◆ PASSAGE SHOWN ◆
Species of shrub endemic to Western Australia

Banksia armata, commonly known as prickly dryandra, is a species of flowering plant in the family Proteaceae and is endemic to Western Australia. It is a shrub with deeply serrated leaves with sharply pointed lobes, and spikes of yellow flowers.

==Description==
Banksia armata grows as a sprawling, spreading or upright shrub that typically grows to a height of 1.5-3 m and sometimes forms a lignotuber. It has deeply serrated leaves that are 20-80 mm long and 8-25 mm wide with five to thirteen sharply pointed, wedge-shaped to narrow egg-shaped lobes on each side. The flowers are arranged in spikes of between 45 and 70, each flower with a yellow, sometimes pink perianth 25-39 mm long. Flowering occurs from June to November and the fruit is an egg-shaped follicle 9-10 mm long.

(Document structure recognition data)
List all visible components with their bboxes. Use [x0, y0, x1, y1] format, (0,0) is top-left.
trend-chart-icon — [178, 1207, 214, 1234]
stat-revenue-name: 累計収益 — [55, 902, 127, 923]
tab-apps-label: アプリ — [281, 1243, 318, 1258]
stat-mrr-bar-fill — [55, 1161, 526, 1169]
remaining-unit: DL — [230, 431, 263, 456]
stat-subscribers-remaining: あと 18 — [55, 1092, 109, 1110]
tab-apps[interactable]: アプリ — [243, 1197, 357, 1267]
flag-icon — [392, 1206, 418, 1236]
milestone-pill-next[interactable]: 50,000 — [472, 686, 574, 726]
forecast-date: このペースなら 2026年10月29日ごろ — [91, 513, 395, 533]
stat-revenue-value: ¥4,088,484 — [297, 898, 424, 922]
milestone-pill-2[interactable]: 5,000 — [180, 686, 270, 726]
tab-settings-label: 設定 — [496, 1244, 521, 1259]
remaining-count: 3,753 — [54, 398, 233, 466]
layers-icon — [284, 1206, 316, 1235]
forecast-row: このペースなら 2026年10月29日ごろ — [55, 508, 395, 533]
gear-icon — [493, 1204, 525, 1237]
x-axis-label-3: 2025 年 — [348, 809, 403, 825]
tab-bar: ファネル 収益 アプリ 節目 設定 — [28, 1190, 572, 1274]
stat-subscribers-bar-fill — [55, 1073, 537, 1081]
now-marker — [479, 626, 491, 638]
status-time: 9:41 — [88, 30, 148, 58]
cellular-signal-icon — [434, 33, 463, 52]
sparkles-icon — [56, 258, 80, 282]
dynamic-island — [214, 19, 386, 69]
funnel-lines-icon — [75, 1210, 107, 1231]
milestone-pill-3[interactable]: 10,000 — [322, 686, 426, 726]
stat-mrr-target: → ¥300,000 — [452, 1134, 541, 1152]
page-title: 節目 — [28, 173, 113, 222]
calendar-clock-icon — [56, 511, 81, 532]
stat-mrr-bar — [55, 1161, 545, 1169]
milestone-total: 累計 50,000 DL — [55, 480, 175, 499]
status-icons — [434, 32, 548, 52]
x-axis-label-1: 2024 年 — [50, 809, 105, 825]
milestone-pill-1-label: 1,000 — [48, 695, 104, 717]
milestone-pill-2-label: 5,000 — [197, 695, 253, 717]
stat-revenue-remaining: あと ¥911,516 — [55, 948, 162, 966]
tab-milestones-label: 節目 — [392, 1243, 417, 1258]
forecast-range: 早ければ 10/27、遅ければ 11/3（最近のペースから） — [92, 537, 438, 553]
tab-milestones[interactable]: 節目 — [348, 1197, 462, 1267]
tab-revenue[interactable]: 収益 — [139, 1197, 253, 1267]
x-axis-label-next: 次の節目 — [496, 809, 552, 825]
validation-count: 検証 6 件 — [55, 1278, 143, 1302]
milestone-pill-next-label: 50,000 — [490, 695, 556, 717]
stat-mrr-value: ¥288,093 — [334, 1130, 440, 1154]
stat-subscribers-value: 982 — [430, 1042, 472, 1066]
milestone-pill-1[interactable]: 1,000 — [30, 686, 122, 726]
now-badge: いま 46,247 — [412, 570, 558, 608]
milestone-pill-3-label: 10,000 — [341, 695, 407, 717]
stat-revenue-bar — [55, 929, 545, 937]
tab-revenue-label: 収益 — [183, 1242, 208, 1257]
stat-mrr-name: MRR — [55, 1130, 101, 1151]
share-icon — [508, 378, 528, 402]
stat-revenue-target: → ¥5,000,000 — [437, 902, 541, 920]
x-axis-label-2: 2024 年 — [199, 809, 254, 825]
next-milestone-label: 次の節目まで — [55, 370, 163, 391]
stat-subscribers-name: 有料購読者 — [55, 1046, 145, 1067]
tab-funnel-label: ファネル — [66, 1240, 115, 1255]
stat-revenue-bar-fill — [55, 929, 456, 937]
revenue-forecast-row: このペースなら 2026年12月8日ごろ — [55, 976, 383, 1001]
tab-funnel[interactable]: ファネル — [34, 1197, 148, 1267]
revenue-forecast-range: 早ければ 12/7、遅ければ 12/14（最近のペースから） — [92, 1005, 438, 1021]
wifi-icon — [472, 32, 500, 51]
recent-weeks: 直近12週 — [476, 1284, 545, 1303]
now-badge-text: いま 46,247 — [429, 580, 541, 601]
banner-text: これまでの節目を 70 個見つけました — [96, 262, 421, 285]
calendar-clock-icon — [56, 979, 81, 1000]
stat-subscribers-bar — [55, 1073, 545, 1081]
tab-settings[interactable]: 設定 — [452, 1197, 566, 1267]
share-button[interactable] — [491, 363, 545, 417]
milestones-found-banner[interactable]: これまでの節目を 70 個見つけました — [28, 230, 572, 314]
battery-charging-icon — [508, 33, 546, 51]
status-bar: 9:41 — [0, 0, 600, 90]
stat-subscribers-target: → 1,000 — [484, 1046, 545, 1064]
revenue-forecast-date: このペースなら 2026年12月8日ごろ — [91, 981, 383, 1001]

◆ REQUIRED WORK ◆
**a.** According to the text on prickly dryandra, during which months does Banksia armata flower?
**b.** Sum up the prickly dryandra text in two sentences.
**c.** Write the next part of the text on prickly dryandra, picking up after its last sentence.
The document structure recognition data is separate material and has nothing to do with the prickly dryandra text.

◆ SOLVED TASKS ◆
**a.** It flowers from June to November.

**b.** Banksia armata, known as prickly dryandra, is a flowering shrub in the family Proteaceae found only in Western Australia, usually growing 1.5-3 m tall with deeply serrated leaves bearing sharply pointed lobes. Its yellow, sometimes pink flowers grow in spikes of 45 to 70 from June to November, and its fruit is an egg-shaped follicle 9-10 mm long.

**c.**
==Taxonomy==
Specimens of B. armata were first collected at King George Sound in December 1801 by Robert Brown. Brown published a description of the species in 1810 in Transactions of the Linnean Society of London naming it Dryandra armata. The specific epithet is from the Latin armatus meaning "armed", in reference to the sharply serrated leaves. Thirty years later, John Lindley published a purported new species, which he named Dryandra favosa. This was accepted as a species by Carl Meissner in 1845, but declared a taxonomic synonym of D. armata by him in 1856, and the latter view was taken by George Bentham his 1870 Flora Australiensis. In 1996, Alex George published D. a. var. ignicida, resulting in the automatic creation of the autonym D. a. var.armata. George also refined the synonymy of D. favosa to D. armata var. armata. In 2007, all Dryandra species were transferred to Banksia by Austin Mast and Kevin Thiele so that the name D. armata changed to Banksia armata.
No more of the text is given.